» **AIM**: Go over the entries below line by line, copying each one that contains the word "screenshot".

» **STORED DATA**:
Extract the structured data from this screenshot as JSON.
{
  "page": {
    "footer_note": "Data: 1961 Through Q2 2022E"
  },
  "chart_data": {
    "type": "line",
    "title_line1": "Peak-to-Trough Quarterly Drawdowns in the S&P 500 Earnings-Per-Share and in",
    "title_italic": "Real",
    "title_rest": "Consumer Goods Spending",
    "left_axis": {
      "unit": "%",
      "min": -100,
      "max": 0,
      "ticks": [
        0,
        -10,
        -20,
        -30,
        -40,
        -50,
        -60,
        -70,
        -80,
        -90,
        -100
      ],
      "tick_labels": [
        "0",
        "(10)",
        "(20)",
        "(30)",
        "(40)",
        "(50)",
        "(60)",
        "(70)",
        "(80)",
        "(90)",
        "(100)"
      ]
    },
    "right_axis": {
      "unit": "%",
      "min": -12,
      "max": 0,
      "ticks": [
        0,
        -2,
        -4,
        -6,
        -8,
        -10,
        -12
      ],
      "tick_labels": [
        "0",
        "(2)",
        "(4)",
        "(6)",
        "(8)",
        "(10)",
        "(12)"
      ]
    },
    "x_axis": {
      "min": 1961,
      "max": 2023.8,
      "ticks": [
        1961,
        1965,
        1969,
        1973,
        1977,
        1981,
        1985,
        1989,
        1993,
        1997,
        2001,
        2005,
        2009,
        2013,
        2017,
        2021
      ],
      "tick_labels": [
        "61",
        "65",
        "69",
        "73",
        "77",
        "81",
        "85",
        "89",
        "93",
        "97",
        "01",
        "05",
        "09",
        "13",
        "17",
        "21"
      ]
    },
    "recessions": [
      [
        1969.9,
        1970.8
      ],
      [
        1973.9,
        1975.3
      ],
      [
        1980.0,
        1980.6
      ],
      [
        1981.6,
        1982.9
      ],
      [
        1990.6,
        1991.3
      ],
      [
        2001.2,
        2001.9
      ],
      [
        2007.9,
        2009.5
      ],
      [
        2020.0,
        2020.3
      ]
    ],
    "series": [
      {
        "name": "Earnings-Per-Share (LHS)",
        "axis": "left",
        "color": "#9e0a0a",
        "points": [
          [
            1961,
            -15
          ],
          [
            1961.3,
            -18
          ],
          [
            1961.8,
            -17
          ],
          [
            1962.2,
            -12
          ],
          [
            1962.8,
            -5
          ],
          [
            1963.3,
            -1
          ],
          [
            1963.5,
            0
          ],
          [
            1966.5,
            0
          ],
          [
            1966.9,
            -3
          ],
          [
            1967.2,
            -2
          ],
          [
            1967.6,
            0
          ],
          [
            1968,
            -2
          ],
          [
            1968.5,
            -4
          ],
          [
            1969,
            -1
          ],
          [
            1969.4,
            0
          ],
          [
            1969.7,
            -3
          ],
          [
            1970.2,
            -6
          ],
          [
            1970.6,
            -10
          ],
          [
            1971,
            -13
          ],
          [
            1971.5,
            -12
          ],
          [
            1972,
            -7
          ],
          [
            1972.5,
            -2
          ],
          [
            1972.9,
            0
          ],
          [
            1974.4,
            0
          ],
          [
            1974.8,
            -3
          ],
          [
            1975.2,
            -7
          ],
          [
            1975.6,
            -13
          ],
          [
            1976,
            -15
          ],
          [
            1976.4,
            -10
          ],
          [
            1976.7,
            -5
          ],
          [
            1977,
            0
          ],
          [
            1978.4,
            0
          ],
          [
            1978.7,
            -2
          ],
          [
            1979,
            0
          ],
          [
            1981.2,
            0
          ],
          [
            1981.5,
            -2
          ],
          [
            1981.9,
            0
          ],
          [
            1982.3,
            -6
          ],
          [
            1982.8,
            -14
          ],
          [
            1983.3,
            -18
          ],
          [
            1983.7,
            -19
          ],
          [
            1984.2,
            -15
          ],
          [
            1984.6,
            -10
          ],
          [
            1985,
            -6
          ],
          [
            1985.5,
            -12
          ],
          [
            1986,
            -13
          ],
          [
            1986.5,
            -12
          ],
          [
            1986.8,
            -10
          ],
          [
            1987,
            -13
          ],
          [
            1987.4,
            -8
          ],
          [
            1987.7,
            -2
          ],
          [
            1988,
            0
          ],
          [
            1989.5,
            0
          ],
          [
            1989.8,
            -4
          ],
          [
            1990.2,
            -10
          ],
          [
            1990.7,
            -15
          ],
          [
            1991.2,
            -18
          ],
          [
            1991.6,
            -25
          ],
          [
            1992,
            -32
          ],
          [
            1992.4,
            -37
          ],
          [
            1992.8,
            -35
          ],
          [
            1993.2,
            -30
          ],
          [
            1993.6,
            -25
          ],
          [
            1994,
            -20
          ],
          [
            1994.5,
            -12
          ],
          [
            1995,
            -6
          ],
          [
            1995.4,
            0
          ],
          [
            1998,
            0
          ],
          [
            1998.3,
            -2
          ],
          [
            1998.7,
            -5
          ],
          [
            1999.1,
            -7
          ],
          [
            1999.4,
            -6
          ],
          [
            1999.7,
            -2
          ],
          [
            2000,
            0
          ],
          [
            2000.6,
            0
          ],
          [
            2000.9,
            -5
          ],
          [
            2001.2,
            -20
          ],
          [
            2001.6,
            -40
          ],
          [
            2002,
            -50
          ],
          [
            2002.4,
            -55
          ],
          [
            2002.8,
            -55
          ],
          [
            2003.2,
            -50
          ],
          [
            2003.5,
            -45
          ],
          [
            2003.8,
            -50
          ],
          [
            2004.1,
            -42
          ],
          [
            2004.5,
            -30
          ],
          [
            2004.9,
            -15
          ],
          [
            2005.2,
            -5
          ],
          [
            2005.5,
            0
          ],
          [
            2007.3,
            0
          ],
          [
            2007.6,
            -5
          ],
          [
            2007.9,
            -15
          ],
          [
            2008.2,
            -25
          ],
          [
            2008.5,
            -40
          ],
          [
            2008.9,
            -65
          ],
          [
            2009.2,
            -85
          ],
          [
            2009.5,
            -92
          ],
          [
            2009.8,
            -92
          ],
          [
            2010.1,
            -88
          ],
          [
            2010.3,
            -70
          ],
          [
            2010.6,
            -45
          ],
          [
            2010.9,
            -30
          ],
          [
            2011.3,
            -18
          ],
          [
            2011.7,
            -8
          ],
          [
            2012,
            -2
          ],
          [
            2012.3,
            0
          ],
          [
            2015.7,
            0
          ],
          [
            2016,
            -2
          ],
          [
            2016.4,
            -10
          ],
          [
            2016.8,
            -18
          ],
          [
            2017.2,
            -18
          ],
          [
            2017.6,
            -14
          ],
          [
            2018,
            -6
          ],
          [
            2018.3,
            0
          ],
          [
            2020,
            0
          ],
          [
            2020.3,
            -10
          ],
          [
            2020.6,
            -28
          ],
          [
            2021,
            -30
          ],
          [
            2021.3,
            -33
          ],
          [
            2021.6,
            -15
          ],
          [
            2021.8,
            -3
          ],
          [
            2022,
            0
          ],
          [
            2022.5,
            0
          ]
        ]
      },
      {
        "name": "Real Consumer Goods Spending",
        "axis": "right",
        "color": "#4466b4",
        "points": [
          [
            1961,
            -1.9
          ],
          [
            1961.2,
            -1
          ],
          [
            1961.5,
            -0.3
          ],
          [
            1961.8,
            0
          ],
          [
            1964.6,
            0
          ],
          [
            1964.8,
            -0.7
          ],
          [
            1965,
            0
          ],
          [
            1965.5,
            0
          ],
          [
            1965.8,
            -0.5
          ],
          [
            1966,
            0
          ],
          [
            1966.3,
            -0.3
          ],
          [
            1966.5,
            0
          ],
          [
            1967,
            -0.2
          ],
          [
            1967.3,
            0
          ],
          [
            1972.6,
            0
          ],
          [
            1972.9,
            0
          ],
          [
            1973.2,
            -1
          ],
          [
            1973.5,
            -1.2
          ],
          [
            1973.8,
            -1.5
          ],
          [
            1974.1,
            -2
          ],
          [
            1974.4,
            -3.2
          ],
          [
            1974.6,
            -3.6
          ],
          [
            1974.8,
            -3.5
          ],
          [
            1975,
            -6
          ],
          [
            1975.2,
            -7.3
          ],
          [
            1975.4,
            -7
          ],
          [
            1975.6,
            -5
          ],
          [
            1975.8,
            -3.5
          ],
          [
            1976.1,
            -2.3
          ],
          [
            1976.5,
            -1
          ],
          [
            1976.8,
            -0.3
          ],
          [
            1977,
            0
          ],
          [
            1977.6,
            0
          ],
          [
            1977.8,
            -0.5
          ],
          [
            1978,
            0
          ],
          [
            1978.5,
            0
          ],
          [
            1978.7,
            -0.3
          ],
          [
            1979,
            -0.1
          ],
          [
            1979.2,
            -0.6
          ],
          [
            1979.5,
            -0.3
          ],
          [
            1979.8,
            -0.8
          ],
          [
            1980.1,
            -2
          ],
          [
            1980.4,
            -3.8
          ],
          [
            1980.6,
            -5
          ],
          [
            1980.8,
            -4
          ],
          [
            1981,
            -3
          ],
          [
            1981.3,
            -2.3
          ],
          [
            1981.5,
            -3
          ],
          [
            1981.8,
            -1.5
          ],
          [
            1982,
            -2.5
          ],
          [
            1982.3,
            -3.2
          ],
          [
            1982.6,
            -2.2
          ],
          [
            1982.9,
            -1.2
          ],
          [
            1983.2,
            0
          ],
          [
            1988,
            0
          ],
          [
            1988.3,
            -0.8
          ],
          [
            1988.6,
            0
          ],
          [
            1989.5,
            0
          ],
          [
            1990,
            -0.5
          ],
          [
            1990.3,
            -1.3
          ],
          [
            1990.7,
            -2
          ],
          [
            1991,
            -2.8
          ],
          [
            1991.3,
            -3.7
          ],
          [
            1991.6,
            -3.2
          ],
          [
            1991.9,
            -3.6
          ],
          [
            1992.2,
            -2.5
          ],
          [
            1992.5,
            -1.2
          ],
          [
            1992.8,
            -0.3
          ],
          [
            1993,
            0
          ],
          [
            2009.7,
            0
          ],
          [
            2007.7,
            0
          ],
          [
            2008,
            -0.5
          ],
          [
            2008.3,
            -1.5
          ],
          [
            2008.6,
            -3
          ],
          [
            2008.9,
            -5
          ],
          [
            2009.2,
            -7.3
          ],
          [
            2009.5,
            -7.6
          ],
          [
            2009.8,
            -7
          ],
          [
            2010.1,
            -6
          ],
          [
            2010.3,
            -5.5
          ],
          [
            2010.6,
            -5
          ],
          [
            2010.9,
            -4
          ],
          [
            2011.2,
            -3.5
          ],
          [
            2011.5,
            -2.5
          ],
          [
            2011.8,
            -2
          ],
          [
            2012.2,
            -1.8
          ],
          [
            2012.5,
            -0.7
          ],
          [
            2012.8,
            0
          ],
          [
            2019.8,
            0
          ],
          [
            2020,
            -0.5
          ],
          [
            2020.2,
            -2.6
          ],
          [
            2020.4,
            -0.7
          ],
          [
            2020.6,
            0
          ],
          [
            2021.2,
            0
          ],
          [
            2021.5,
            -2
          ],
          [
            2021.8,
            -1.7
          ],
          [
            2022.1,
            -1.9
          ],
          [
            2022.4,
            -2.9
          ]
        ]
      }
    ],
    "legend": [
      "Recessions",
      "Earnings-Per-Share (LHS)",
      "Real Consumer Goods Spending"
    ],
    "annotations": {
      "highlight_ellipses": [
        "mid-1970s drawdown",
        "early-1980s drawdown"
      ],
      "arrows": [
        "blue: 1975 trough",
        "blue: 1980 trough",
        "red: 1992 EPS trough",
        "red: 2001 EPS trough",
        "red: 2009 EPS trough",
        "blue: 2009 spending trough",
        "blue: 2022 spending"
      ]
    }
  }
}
* * *
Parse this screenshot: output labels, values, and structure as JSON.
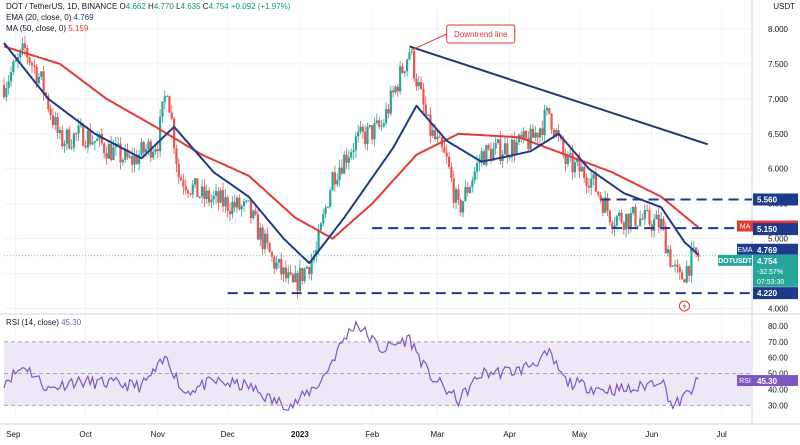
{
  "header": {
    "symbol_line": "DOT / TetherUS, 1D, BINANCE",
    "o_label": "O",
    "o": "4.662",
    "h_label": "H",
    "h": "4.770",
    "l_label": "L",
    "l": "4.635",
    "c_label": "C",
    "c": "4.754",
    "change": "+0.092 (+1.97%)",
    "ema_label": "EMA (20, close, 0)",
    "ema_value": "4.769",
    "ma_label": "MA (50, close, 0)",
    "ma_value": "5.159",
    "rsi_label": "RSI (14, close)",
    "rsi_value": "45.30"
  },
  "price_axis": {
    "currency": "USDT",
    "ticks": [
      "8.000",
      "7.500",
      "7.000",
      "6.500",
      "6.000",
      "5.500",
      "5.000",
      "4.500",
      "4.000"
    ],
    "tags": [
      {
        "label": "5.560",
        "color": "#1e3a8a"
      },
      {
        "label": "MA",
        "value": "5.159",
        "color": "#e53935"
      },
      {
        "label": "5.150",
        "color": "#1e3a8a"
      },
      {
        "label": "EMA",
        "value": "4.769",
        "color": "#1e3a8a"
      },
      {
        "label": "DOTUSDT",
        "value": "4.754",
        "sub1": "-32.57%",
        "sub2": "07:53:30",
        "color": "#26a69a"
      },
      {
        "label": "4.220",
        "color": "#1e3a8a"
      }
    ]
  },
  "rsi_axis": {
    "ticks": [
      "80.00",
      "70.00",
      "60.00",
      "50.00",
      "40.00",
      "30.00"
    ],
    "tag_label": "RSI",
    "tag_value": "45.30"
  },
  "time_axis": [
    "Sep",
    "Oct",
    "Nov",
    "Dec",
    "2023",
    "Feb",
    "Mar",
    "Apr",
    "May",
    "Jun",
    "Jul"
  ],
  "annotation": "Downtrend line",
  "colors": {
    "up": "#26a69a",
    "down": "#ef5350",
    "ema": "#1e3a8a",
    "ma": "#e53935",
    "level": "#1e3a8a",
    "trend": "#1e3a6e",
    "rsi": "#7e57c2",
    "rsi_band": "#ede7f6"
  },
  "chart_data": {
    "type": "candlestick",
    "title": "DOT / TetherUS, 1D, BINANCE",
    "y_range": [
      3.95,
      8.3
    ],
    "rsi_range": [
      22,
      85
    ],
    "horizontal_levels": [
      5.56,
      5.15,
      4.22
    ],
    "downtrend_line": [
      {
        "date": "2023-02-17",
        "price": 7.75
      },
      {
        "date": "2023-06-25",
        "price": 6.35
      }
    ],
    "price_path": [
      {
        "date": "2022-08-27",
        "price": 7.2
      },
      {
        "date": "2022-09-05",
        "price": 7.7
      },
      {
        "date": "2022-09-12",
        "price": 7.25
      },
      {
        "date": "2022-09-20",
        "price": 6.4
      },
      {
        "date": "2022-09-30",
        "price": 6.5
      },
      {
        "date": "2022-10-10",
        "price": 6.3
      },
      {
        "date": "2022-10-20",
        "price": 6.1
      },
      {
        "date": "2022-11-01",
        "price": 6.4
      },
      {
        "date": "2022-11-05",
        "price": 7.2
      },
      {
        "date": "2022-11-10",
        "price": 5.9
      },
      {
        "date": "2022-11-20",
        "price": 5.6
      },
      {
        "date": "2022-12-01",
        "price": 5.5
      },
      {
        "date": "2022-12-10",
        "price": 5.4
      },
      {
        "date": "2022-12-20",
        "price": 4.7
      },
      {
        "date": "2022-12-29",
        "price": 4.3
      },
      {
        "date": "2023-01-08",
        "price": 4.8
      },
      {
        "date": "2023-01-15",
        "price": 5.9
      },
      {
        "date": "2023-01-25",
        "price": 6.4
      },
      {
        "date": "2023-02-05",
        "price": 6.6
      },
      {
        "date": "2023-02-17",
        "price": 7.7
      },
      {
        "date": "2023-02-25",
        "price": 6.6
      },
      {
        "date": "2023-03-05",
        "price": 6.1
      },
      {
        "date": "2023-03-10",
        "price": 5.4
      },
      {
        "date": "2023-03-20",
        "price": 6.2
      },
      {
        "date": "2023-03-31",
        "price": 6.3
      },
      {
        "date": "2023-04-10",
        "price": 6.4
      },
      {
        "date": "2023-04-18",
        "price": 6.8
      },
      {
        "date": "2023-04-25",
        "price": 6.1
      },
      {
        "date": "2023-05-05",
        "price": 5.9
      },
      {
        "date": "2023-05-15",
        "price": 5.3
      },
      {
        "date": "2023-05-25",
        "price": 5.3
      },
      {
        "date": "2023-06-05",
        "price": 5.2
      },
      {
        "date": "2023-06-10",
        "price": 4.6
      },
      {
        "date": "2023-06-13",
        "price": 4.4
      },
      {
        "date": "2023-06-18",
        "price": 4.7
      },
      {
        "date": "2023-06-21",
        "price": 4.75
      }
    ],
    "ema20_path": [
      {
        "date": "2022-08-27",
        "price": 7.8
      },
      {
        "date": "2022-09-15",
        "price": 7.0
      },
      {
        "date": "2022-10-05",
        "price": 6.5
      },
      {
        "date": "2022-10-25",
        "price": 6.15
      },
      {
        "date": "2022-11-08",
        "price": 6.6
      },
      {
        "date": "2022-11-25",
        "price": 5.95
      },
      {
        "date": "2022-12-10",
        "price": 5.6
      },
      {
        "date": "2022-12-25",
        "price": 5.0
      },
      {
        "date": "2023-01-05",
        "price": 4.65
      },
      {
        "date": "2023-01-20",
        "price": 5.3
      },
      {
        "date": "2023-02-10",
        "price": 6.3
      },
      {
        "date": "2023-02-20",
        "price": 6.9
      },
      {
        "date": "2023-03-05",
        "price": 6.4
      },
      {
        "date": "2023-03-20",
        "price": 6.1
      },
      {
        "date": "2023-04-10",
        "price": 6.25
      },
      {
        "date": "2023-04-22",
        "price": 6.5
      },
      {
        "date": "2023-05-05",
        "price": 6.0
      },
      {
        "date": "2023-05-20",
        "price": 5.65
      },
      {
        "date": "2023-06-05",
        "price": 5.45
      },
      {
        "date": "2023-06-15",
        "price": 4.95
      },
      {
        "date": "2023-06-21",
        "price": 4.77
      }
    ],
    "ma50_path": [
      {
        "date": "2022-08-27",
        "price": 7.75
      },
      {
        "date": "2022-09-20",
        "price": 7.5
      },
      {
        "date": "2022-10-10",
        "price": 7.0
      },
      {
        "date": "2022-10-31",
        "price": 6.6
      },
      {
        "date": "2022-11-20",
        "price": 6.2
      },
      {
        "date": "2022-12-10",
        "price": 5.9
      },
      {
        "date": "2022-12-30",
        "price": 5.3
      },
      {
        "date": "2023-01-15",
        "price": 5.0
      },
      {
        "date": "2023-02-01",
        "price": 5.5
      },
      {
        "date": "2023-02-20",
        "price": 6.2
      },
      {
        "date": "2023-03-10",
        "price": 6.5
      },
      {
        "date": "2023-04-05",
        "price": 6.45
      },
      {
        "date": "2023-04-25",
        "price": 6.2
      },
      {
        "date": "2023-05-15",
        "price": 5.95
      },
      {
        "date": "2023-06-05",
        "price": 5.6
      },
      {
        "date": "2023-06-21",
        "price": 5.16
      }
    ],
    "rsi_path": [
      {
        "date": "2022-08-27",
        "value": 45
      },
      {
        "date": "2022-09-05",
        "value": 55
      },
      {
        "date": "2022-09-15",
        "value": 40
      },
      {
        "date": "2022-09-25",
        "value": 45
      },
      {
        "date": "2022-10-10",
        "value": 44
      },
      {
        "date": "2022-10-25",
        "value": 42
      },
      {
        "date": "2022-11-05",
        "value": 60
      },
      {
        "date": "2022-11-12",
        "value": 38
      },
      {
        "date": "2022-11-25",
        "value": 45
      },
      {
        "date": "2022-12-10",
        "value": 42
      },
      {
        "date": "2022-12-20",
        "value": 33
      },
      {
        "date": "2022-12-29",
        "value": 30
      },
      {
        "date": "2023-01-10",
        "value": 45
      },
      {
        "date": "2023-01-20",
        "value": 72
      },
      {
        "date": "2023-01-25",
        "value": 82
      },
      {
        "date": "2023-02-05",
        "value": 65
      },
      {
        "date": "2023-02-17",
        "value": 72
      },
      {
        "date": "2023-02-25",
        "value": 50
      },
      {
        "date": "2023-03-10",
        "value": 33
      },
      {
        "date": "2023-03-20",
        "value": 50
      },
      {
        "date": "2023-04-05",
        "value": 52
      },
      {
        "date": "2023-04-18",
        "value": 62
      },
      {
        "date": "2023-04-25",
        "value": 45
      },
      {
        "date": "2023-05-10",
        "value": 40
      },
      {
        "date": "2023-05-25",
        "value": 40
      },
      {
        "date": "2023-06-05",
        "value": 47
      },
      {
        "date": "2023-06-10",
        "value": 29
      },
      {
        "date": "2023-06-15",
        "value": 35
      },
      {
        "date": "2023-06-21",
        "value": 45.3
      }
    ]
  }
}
--
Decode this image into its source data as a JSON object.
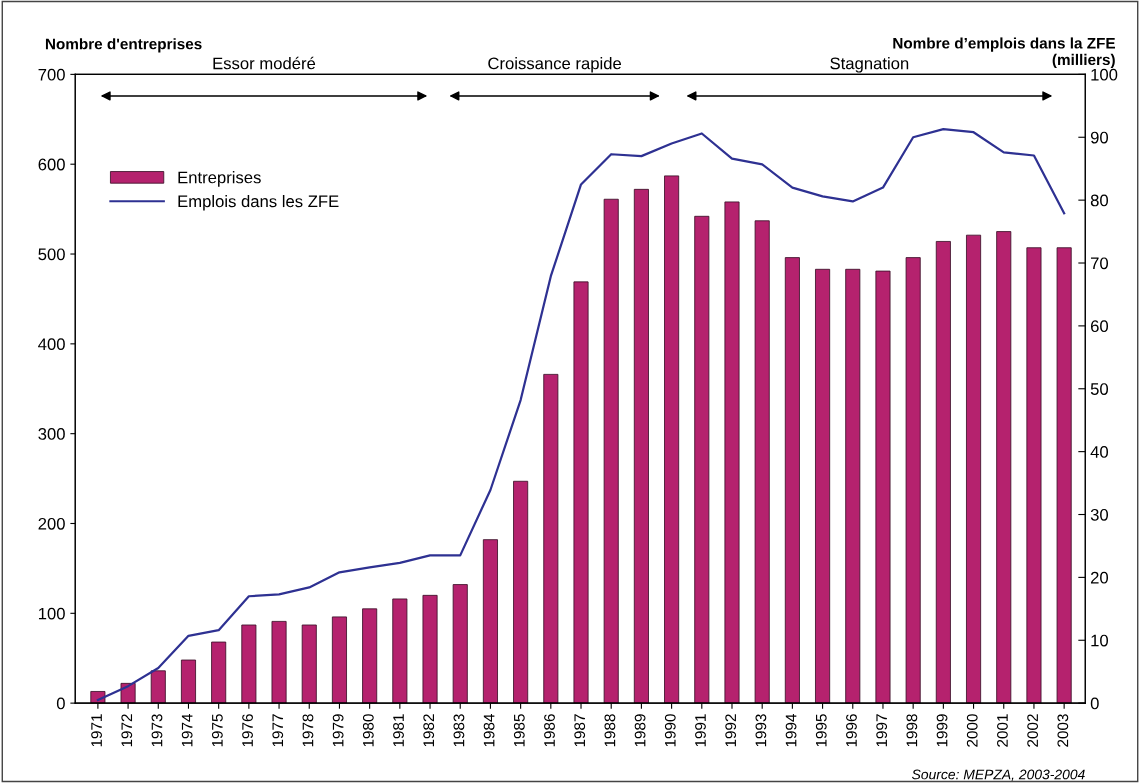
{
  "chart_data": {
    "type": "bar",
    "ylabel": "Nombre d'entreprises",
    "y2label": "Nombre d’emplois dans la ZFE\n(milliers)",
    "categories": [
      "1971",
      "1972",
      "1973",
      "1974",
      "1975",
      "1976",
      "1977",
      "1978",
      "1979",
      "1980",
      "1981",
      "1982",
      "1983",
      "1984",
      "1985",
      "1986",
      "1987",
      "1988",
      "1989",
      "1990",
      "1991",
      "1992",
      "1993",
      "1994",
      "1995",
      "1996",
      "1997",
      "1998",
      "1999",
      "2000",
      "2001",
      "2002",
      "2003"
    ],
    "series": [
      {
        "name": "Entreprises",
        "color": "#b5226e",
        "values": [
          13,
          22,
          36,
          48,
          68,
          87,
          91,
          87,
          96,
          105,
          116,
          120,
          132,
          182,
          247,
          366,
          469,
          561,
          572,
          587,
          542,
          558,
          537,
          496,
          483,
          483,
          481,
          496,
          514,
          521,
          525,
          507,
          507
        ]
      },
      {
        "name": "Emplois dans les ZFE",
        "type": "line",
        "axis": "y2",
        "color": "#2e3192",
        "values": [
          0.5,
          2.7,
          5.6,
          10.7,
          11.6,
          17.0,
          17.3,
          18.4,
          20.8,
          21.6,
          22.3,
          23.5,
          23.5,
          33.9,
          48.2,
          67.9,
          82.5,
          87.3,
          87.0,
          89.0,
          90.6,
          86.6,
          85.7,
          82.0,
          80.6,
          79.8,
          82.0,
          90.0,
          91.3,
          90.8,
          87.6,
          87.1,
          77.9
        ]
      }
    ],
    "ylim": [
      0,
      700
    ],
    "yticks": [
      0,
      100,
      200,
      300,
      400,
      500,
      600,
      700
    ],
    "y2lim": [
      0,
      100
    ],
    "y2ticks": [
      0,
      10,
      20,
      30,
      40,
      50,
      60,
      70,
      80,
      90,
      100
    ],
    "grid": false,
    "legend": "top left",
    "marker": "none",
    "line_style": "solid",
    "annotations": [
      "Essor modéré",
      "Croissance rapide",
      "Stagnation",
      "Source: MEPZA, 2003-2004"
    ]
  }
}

» **ANSWER FOR THIS EXERCISE**:
Extract the structured data from this screenshot as JSON.
Parse this screenshot: output labels, values, and structure as JSON.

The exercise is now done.